▶ _Collected data entries_:
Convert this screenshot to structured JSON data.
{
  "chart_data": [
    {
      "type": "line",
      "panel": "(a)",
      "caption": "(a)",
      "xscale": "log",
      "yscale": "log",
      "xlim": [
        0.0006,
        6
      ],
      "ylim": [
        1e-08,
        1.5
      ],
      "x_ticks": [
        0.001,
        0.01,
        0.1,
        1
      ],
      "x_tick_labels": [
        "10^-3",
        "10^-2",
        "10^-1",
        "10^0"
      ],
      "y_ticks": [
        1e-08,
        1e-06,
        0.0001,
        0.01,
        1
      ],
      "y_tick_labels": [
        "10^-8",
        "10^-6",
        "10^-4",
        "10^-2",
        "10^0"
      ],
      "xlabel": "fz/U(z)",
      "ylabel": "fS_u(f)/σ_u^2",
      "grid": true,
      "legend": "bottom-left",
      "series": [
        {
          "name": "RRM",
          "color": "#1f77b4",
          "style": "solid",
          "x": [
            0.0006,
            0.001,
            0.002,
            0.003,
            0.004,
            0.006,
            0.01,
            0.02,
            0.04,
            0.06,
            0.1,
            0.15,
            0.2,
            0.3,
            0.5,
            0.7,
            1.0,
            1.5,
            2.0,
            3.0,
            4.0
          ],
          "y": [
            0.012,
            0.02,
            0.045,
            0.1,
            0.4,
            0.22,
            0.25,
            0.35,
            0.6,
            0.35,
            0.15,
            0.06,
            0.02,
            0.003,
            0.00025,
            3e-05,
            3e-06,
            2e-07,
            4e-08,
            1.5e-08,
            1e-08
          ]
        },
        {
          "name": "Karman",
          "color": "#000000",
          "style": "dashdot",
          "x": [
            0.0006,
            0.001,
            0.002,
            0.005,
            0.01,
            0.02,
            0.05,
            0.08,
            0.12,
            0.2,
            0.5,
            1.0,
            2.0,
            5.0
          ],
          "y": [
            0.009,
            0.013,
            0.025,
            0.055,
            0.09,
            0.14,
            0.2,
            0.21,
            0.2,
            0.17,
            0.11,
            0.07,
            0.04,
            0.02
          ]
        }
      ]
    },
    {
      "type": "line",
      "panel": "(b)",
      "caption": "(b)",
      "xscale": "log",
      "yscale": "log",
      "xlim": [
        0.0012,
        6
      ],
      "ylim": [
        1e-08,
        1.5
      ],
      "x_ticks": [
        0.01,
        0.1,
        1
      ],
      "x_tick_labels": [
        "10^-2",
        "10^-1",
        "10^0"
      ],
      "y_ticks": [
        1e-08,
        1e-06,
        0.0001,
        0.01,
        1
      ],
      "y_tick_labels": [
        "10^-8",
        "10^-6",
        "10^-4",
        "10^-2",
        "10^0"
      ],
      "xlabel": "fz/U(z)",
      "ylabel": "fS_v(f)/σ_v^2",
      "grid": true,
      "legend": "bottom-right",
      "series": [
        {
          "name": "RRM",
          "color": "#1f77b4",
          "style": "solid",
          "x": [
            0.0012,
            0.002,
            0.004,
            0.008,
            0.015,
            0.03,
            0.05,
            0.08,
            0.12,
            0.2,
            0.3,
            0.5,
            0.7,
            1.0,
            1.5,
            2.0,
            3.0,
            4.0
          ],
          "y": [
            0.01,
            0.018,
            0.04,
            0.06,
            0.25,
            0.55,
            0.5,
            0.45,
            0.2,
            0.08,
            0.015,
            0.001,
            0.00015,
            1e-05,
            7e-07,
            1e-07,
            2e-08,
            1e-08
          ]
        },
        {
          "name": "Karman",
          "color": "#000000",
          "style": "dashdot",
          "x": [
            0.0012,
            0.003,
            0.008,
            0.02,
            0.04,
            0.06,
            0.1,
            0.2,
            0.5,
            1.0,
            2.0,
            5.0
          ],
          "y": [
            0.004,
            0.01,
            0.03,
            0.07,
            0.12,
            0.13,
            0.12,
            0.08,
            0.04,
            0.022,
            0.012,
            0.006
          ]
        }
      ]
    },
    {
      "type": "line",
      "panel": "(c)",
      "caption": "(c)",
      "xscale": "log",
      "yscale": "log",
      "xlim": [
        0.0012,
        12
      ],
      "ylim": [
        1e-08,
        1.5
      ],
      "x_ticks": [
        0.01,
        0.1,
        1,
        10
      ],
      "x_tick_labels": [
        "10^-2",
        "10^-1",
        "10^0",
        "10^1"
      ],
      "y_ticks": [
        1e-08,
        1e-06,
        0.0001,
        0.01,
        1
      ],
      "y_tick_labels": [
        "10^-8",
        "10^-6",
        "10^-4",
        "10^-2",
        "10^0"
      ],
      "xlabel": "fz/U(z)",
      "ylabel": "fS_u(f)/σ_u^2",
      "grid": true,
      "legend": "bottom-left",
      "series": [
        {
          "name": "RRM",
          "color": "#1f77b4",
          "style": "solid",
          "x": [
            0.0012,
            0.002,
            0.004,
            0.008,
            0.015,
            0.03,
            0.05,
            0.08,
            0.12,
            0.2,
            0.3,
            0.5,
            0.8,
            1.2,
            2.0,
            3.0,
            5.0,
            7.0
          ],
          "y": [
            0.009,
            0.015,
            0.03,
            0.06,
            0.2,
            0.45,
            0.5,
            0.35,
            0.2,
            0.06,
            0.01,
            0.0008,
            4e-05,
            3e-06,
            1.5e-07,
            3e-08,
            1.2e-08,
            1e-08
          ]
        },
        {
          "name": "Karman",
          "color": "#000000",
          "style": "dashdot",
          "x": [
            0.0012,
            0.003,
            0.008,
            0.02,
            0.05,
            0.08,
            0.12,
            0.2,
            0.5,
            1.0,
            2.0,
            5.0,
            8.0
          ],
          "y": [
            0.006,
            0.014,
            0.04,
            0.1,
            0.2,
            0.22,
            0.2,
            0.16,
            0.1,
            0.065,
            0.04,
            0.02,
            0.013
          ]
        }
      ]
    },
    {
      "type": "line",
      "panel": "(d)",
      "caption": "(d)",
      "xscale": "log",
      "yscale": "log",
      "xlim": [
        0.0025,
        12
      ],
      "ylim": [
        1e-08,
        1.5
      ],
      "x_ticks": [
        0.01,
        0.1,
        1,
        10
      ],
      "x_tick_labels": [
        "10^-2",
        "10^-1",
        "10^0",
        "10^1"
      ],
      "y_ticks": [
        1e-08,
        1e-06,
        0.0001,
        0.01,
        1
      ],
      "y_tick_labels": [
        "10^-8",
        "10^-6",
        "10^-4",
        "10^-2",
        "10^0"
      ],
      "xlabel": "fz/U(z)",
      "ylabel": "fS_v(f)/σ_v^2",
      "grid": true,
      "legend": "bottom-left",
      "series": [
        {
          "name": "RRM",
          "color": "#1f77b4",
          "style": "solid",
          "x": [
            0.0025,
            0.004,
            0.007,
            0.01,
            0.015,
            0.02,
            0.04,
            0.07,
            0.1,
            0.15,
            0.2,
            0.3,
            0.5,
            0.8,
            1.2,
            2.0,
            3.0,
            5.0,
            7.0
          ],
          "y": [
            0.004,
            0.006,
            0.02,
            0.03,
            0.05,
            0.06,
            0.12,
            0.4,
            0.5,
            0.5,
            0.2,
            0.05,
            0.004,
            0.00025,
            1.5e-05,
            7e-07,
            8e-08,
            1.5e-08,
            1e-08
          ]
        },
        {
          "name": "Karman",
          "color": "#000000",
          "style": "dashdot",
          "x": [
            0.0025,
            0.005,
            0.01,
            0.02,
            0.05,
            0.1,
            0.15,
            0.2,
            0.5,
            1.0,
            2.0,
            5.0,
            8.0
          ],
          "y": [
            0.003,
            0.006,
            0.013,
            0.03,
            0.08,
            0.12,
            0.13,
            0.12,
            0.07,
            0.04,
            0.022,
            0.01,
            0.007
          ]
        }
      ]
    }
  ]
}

▶ _Given task_: Print the whole listing exactly as it is.

▶ _Written response_:
Convert this screenshot to structured JSON data.
{
  "chart_data": [
    {
      "type": "line",
      "panel": "(a)",
      "caption": "(a)",
      "xscale": "log",
      "yscale": "log",
      "xlim": [
        0.0006,
        6
      ],
      "ylim": [
        1e-08,
        1.5
      ],
      "x_ticks": [
        0.001,
        0.01,
        0.1,
        1
      ],
      "x_tick_labels": [
        "10^-3",
        "10^-2",
        "10^-1",
        "10^0"
      ],
      "y_ticks": [
        1e-08,
        1e-06,
        0.0001,
        0.01,
        1
      ],
      "y_tick_labels": [
        "10^-8",
        "10^-6",
        "10^-4",
        "10^-2",
        "10^0"
      ],
      "xlabel": "fz/U(z)",
      "ylabel": "fS_u(f)/σ_u^2",
      "grid": true,
      "legend": "bottom-left",
      "series": [
        {
          "name": "RRM",
          "color": "#1f77b4",
          "style": "solid",
          "x": [
            0.0006,
            0.001,
            0.002,
            0.003,
            0.004,
            0.006,
            0.01,
            0.02,
            0.04,
            0.06,
            0.1,
            0.15,
            0.2,
            0.3,
            0.5,
            0.7,
            1.0,
            1.5,
            2.0,
            3.0,
            4.0
          ],
          "y": [
            0.012,
            0.02,
            0.045,
            0.1,
            0.4,
            0.22,
            0.25,
            0.35,
            0.6,
            0.35,
            0.15,
            0.06,
            0.02,
            0.003,
            0.00025,
            3e-05,
            3e-06,
            2e-07,
            4e-08,
            1.5e-08,
            1e-08
          ]
        },
        {
          "name": "Karman",
          "color": "#000000",
          "style": "dashdot",
          "x": [
            0.0006,
            0.001,
            0.002,
            0.005,
            0.01,
            0.02,
            0.05,
            0.08,
            0.12,
            0.2,
            0.5,
            1.0,
            2.0,
            5.0
          ],
          "y": [
            0.009,
            0.013,
            0.025,
            0.055,
            0.09,
            0.14,
            0.2,
            0.21,
            0.2,
            0.17,
            0.11,
            0.07,
            0.04,
            0.02
          ]
        }
      ]
    },
    {
      "type": "line",
      "panel": "(b)",
      "caption": "(b)",
      "xscale": "log",
      "yscale": "log",
      "xlim": [
        0.0012,
        6
      ],
      "ylim": [
        1e-08,
        1.5
      ],
      "x_ticks": [
        0.01,
        0.1,
        1
      ],
      "x_tick_labels": [
        "10^-2",
        "10^-1",
        "10^0"
      ],
      "y_ticks": [
        1e-08,
        1e-06,
        0.0001,
        0.01,
        1
      ],
      "y_tick_labels": [
        "10^-8",
        "10^-6",
        "10^-4",
        "10^-2",
        "10^0"
      ],
      "xlabel": "fz/U(z)",
      "ylabel": "fS_v(f)/σ_v^2",
      "grid": true,
      "legend": "bottom-right",
      "series": [
        {
          "name": "RRM",
          "color": "#1f77b4",
          "style": "solid",
          "x": [
            0.0012,
            0.002,
            0.004,
            0.008,
            0.015,
            0.03,
            0.05,
            0.08,
            0.12,
            0.2,
            0.3,
            0.5,
            0.7,
            1.0,
            1.5,
            2.0,
            3.0,
            4.0
          ],
          "y": [
            0.01,
            0.018,
            0.04,
            0.06,
            0.25,
            0.55,
            0.5,
            0.45,
            0.2,
            0.08,
            0.015,
            0.001,
            0.00015,
            1e-05,
            7e-07,
            1e-07,
            2e-08,
            1e-08
          ]
        },
        {
          "name": "Karman",
          "color": "#000000",
          "style": "dashdot",
          "x": [
            0.0012,
            0.003,
            0.008,
            0.02,
            0.04,
            0.06,
            0.1,
            0.2,
            0.5,
            1.0,
            2.0,
            5.0
          ],
          "y": [
            0.004,
            0.01,
            0.03,
            0.07,
            0.12,
            0.13,
            0.12,
            0.08,
            0.04,
            0.022,
            0.012,
            0.006
          ]
        }
      ]
    },
    {
      "type": "line",
      "panel": "(c)",
      "caption": "(c)",
      "xscale": "log",
      "yscale": "log",
      "xlim": [
        0.0012,
        12
      ],
      "ylim": [
        1e-08,
        1.5
      ],
      "x_ticks": [
        0.01,
        0.1,
        1,
        10
      ],
      "x_tick_labels": [
        "10^-2",
        "10^-1",
        "10^0",
        "10^1"
      ],
      "y_ticks": [
        1e-08,
        1e-06,
        0.0001,
        0.01,
        1
      ],
      "y_tick_labels": [
        "10^-8",
        "10^-6",
        "10^-4",
        "10^-2",
        "10^0"
      ],
      "xlabel": "fz/U(z)",
      "ylabel": "fS_u(f)/σ_u^2",
      "grid": true,
      "legend": "bottom-left",
      "series": [
        {
          "name": "RRM",
          "color": "#1f77b4",
          "style": "solid",
          "x": [
            0.0012,
            0.002,
            0.004,
            0.008,
            0.015,
            0.03,
            0.05,
            0.08,
            0.12,
            0.2,
            0.3,
            0.5,
            0.8,
            1.2,
            2.0,
            3.0,
            5.0,
            7.0
          ],
          "y": [
            0.009,
            0.015,
            0.03,
            0.06,
            0.2,
            0.45,
            0.5,
            0.35,
            0.2,
            0.06,
            0.01,
            0.0008,
            4e-05,
            3e-06,
            1.5e-07,
            3e-08,
            1.2e-08,
            1e-08
          ]
        },
        {
          "name": "Karman",
          "color": "#000000",
          "style": "dashdot",
          "x": [
            0.0012,
            0.003,
            0.008,
            0.02,
            0.05,
            0.08,
            0.12,
            0.2,
            0.5,
            1.0,
            2.0,
            5.0,
            8.0
          ],
          "y": [
            0.006,
            0.014,
            0.04,
            0.1,
            0.2,
            0.22,
            0.2,
            0.16,
            0.1,
            0.065,
            0.04,
            0.02,
            0.013
          ]
        }
      ]
    },
    {
      "type": "line",
      "panel": "(d)",
      "caption": "(d)",
      "xscale": "log",
      "yscale": "log",
      "xlim": [
        0.0025,
        12
      ],
      "ylim": [
        1e-08,
        1.5
      ],
      "x_ticks": [
        0.01,
        0.1,
        1,
        10
      ],
      "x_tick_labels": [
        "10^-2",
        "10^-1",
        "10^0",
        "10^1"
      ],
      "y_ticks": [
        1e-08,
        1e-06,
        0.0001,
        0.01,
        1
      ],
      "y_tick_labels": [
        "10^-8",
        "10^-6",
        "10^-4",
        "10^-2",
        "10^0"
      ],
      "xlabel": "fz/U(z)",
      "ylabel": "fS_v(f)/σ_v^2",
      "grid": true,
      "legend": "bottom-left",
      "series": [
        {
          "name": "RRM",
          "color": "#1f77b4",
          "style": "solid",
          "x": [
            0.0025,
            0.004,
            0.007,
            0.01,
            0.015,
            0.02,
            0.04,
            0.07,
            0.1,
            0.15,
            0.2,
            0.3,
            0.5,
            0.8,
            1.2,
            2.0,
            3.0,
            5.0,
            7.0
          ],
          "y": [
            0.004,
            0.006,
            0.02,
            0.03,
            0.05,
            0.06,
            0.12,
            0.4,
            0.5,
            0.5,
            0.2,
            0.05,
            0.004,
            0.00025,
            1.5e-05,
            7e-07,
            8e-08,
            1.5e-08,
            1e-08
          ]
        },
        {
          "name": "Karman",
          "color": "#000000",
          "style": "dashdot",
          "x": [
            0.0025,
            0.005,
            0.01,
            0.02,
            0.05,
            0.1,
            0.15,
            0.2,
            0.5,
            1.0,
            2.0,
            5.0,
            8.0
          ],
          "y": [
            0.003,
            0.006,
            0.013,
            0.03,
            0.08,
            0.12,
            0.13,
            0.12,
            0.07,
            0.04,
            0.022,
            0.01,
            0.007
          ]
        }
      ]
    }
  ]
}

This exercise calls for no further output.